Element boundary records:
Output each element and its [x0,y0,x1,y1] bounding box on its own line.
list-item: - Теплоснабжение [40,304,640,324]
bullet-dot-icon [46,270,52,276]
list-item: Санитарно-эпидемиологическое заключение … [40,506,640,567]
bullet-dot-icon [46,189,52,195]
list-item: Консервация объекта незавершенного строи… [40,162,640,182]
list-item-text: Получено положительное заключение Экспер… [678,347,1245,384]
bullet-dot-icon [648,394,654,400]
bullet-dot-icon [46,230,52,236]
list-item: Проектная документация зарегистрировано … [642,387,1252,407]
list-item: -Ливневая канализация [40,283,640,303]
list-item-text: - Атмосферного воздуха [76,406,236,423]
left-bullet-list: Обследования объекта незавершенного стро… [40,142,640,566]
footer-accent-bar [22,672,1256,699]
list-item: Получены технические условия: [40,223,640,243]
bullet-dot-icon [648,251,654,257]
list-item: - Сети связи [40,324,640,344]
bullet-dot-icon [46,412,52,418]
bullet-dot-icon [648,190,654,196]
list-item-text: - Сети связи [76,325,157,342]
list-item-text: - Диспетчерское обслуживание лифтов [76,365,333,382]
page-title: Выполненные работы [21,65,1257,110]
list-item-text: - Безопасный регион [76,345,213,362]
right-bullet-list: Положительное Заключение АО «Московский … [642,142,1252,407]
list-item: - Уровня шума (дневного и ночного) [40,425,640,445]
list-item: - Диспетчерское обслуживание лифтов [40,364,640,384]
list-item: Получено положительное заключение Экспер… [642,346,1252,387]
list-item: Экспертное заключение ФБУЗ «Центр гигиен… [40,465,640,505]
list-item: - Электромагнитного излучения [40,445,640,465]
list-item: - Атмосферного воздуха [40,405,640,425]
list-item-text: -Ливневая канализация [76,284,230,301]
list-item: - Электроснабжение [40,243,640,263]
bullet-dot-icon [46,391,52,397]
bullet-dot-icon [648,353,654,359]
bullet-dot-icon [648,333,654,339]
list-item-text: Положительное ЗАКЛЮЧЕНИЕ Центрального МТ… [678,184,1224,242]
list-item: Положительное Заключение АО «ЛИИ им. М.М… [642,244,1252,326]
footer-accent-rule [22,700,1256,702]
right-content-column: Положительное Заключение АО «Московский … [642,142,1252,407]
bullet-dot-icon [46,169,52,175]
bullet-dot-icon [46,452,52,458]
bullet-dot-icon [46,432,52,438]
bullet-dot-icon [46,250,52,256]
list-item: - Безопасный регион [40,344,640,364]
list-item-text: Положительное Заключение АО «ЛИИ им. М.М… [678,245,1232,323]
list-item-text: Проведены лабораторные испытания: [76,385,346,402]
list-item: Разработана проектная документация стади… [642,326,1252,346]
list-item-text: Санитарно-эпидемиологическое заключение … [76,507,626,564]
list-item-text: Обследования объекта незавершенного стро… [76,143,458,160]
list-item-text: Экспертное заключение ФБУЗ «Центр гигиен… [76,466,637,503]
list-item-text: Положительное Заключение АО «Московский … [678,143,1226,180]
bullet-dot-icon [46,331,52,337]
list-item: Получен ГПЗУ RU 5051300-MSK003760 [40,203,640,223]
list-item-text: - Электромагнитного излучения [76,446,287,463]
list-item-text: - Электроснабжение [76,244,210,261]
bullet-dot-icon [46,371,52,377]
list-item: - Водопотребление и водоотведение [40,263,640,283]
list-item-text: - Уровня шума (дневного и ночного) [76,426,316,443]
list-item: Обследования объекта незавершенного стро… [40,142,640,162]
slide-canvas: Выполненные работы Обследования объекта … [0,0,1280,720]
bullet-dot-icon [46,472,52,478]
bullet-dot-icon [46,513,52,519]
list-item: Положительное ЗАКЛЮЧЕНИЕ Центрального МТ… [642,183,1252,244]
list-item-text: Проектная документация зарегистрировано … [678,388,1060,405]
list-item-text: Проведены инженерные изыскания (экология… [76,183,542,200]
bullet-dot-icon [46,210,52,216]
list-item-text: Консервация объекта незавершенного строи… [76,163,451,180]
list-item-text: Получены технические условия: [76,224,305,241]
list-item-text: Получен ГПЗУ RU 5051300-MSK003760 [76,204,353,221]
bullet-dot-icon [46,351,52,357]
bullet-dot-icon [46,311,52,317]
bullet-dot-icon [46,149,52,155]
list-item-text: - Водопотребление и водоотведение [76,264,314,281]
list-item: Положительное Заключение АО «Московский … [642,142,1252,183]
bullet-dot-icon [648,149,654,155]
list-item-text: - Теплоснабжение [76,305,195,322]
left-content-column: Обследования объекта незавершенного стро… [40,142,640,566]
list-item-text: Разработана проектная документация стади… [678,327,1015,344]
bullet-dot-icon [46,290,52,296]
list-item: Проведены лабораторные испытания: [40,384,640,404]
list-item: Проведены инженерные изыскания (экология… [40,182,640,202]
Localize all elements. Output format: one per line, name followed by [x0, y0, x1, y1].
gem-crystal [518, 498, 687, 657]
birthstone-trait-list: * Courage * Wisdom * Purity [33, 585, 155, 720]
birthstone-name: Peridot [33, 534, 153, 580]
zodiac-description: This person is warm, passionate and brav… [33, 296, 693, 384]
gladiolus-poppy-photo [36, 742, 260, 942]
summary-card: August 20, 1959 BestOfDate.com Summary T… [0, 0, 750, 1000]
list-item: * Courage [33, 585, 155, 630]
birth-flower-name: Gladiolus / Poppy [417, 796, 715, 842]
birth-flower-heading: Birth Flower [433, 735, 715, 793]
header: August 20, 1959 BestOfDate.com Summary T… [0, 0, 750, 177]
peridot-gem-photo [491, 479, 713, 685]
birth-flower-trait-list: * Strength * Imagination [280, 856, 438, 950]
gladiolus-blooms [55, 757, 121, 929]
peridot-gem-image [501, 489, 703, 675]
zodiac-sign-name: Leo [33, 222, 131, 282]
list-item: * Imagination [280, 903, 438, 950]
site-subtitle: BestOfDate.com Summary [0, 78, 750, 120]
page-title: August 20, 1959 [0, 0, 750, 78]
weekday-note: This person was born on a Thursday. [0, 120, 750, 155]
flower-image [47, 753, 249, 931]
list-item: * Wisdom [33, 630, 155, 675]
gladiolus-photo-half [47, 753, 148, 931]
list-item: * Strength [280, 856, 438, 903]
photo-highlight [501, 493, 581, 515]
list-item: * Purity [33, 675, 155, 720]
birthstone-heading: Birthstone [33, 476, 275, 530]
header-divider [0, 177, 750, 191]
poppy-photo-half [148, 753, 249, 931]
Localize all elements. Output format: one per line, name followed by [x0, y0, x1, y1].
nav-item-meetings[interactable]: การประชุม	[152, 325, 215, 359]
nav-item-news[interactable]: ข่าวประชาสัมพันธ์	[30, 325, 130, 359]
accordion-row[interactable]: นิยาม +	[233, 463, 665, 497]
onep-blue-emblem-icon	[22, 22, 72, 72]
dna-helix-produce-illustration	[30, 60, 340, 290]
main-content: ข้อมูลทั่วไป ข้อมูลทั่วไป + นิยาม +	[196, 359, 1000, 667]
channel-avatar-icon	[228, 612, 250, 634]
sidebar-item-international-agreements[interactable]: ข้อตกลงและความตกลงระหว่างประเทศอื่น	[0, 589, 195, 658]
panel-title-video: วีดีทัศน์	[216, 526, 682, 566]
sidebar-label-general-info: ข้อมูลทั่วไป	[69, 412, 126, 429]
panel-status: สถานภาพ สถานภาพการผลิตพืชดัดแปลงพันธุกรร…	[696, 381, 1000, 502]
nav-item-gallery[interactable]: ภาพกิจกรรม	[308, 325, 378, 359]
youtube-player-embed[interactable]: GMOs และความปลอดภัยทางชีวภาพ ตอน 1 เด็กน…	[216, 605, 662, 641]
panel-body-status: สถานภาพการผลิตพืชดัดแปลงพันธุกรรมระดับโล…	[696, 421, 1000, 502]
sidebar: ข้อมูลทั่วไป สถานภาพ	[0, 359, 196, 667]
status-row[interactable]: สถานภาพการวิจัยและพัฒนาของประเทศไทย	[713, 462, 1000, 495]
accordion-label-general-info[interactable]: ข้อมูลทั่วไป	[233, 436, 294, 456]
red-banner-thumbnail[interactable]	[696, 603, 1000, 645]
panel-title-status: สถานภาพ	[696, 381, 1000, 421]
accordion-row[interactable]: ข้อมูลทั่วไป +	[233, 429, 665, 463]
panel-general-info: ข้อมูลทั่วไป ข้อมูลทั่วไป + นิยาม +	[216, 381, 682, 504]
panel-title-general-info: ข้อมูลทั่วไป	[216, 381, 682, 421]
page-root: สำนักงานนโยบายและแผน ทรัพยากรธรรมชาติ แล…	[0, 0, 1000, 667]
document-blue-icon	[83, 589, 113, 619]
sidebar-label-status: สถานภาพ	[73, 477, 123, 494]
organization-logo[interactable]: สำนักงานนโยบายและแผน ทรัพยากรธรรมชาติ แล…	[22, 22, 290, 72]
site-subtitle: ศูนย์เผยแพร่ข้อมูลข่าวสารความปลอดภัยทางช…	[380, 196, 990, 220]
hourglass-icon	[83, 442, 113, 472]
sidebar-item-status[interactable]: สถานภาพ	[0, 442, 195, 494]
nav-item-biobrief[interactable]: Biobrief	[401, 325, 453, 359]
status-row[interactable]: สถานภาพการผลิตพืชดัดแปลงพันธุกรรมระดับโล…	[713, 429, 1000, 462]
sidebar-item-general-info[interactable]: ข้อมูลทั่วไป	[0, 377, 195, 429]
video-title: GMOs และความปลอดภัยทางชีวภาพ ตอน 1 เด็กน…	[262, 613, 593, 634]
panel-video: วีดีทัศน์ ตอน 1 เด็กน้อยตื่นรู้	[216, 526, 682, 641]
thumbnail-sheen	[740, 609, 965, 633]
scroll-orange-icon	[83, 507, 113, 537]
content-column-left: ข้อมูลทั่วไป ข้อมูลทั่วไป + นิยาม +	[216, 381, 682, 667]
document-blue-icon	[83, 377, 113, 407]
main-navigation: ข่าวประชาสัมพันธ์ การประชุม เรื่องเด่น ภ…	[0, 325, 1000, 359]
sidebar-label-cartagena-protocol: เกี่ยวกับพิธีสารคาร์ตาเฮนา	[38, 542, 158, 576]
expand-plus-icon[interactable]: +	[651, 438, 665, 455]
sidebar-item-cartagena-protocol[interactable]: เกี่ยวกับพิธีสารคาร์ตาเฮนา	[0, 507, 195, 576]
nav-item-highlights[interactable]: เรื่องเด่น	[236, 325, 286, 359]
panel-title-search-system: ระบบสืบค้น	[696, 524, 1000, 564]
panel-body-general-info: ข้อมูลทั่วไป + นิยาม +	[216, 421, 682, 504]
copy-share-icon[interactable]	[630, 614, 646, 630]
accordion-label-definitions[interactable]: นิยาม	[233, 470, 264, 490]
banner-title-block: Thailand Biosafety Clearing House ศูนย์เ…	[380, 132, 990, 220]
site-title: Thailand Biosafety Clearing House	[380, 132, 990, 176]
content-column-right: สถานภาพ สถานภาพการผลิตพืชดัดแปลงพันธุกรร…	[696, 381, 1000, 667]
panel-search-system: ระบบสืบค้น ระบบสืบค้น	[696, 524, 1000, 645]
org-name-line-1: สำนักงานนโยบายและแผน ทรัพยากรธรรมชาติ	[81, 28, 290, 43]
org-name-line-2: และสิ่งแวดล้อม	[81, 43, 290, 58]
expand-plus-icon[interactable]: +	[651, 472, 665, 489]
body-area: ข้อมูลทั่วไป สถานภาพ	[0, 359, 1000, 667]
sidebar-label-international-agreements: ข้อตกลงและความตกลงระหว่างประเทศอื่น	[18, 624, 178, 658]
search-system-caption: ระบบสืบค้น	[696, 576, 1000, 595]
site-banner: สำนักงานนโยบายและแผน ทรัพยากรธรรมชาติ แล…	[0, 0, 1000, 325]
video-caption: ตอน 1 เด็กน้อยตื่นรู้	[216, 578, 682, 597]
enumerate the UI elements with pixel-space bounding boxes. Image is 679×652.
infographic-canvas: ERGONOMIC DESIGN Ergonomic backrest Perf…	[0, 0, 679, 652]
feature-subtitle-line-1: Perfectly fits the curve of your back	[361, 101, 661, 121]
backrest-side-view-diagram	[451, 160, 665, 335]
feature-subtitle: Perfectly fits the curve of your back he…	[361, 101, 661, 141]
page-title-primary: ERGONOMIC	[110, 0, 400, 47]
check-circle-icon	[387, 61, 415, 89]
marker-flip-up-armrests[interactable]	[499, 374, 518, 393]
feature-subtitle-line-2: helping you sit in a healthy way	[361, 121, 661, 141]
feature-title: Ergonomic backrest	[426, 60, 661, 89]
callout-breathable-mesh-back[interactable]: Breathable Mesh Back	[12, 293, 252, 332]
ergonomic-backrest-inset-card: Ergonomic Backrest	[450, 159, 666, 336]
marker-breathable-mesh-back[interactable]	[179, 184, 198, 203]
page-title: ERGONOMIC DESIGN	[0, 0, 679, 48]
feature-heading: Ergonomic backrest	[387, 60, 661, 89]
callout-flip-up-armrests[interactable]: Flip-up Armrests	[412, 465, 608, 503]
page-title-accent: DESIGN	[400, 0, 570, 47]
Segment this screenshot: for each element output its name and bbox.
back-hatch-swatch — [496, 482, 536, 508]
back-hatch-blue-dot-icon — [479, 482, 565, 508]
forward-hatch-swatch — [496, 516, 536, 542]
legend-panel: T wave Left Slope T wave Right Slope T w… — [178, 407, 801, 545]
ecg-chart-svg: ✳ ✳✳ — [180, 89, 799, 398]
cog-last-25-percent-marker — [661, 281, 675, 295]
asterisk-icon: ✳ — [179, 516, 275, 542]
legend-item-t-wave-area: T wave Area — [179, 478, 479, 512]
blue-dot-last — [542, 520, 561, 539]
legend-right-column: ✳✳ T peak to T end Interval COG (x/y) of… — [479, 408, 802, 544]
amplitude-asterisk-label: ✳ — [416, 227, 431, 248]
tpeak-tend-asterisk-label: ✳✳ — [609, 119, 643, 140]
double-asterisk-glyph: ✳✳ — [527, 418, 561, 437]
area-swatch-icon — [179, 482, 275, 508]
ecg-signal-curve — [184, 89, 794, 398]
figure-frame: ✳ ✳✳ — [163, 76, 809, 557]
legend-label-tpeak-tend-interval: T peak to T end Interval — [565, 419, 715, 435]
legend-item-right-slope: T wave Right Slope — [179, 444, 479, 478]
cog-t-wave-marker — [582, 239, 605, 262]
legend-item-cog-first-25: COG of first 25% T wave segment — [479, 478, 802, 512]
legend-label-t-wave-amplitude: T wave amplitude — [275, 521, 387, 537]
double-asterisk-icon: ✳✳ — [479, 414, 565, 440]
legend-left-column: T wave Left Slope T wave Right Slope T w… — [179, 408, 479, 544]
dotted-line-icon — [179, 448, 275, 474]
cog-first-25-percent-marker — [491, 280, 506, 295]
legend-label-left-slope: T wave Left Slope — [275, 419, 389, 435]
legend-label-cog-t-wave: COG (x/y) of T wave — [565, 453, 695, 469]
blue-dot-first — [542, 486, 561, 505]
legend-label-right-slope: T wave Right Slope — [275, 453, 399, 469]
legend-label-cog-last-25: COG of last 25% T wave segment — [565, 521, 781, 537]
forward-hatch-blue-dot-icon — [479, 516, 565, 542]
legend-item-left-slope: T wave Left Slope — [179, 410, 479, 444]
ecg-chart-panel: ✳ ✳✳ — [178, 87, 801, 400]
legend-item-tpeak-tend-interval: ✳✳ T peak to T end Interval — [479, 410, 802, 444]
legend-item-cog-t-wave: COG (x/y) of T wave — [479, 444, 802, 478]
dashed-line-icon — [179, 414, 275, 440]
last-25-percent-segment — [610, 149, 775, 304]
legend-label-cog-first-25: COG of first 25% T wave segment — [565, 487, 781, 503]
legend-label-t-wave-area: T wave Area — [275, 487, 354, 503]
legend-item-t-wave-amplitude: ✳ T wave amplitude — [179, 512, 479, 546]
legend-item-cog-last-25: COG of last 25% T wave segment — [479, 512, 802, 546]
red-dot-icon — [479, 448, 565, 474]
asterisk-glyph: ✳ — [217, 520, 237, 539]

**TASK TO CARRY OUT**
Swap "bullet-dot-icon" for "bullet-marker-icon" in the entries from the first line through the line with "list-item: -Ливневая канализация". Return those lines with nothing else changed.

**ANSWER**
Output each element and its [x0,y0,x1,y1] bounding box on its own line.
list-item: - Теплоснабжение [40,304,640,324]
bullet-marker-icon [46,270,52,276]
list-item: Санитарно-эпидемиологическое заключение … [40,506,640,567]
bullet-marker-icon [46,189,52,195]
list-item: Консервация объекта незавершенного строи… [40,162,640,182]
list-item-text: Получено положительное заключение Экспер… [678,347,1245,384]
bullet-marker-icon [648,394,654,400]
bullet-marker-icon [46,230,52,236]
list-item: Проектная документация зарегистрировано … [642,387,1252,407]
list-item: -Ливневая канализация [40,283,640,303]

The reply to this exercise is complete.